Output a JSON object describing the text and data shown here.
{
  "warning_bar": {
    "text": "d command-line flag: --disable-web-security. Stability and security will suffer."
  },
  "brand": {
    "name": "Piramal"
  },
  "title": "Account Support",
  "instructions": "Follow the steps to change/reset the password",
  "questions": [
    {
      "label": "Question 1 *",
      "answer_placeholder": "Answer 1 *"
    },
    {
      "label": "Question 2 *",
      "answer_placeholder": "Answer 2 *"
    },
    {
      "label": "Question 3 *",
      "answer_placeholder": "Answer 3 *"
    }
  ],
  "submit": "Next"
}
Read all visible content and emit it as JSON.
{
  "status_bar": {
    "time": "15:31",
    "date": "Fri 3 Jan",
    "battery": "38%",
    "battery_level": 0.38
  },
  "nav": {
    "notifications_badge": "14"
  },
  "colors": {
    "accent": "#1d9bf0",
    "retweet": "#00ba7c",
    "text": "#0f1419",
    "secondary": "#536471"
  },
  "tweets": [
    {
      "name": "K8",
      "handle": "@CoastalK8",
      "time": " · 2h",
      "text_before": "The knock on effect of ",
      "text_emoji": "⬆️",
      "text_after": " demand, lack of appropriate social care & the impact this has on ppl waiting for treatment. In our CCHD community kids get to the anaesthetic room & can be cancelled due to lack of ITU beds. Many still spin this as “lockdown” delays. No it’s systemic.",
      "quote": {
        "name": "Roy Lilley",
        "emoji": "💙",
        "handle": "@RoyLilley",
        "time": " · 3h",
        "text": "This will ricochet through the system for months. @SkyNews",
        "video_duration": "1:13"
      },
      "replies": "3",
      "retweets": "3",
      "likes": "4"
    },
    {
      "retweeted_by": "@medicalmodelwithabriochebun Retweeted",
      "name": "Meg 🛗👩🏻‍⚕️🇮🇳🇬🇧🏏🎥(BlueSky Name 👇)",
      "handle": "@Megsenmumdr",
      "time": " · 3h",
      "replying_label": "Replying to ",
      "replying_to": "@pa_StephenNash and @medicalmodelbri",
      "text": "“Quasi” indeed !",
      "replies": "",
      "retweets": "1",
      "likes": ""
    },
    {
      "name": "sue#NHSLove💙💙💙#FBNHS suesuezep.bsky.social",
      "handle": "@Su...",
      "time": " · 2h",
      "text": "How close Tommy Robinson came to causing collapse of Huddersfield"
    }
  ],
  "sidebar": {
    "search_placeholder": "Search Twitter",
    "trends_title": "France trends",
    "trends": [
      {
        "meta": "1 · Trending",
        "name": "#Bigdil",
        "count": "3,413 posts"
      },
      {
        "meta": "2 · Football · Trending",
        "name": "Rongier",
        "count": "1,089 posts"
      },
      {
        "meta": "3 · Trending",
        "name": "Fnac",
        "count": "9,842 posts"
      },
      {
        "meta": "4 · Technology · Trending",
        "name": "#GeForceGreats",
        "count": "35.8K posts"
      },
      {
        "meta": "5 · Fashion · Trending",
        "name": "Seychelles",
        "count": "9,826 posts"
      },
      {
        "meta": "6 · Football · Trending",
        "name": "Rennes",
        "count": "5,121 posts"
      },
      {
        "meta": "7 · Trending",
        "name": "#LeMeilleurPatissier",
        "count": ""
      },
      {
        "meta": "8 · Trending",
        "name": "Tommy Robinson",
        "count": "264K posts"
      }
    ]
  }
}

------------------------------------

What needs to be done = Copy out every line from the records that has the word "will".

Correct answer =
    "text": "d command-line flag: --disable-web-security. Stability and security will suffer."
        "text": "This will ricochet through the system for months. @SkyNews",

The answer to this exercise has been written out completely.